_Written task_. Every line below should be repeated exactly.

_Task data_.
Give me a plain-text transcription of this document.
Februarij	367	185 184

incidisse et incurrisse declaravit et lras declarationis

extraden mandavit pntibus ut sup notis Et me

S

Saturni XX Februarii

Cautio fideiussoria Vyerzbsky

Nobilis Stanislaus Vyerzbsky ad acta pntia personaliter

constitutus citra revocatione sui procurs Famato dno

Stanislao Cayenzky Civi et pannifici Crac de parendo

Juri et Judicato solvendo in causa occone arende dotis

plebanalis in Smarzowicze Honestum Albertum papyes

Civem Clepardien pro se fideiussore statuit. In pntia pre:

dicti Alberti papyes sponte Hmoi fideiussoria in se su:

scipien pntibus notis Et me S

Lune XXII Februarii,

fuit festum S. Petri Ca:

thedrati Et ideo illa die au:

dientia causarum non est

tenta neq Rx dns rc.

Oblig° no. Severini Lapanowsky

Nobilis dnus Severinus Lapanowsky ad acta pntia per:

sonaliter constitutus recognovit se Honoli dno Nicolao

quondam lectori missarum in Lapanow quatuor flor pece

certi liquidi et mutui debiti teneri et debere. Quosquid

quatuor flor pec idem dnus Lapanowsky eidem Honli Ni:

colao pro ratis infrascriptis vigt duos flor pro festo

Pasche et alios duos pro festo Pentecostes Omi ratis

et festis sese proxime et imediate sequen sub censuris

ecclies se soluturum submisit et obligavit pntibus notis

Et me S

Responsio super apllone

_Result of the task_.
Give me a plain-text transcription of this document.
Februarij	367	185 184

incidisse et incurrisse declaravit et lras declarationis

extraden mandavit pntibus ut sup notis Et me

S

Saturni XX Februarii

Cautio fideiussoria Vyerzbsky

Nobilis Stanislaus Vyerzbsky ad acta pntia personaliter

constitutus citra revocatione sui procurs Famato dno

Stanislao Cayenzky Civi et pannifici Crac de parendo

Juri et Judicato solvendo in causa occone arende dotis

plebanalis in Smarzowicze Honestum Albertum papyes

Civem Clepardien pro se fideiussore statuit. In pntia pre:

dicti Alberti papyes sponte Hmoi fideiussoria in se su:

scipien pntibus notis Et me S

Lune XXII Februarii,

fuit festum S. Petri Ca:

thedrati Et ideo illa die au:

dientia causarum non est

tenta neq Rx dns rc.

Oblig° no. Severini Lapanowsky

Nobilis dnus Severinus Lapanowsky ad acta pntia per:

sonaliter constitutus recognovit se Honoli dno Nicolao

quondam lectori missarum in Lapanow quatuor flor pece

certi liquidi et mutui debiti teneri et debere. Quosquid

quatuor flor pec idem dnus Lapanowsky eidem Honli Ni:

colao pro ratis infrascriptis vigt duos flor pro festo

Pasche et alios duos pro festo Pentecostes Omi ratis

et festis sese proxime et imediate sequen sub censuris

ecclies se soluturum submisit et obligavit pntibus notis

Et me S

Responsio super apllone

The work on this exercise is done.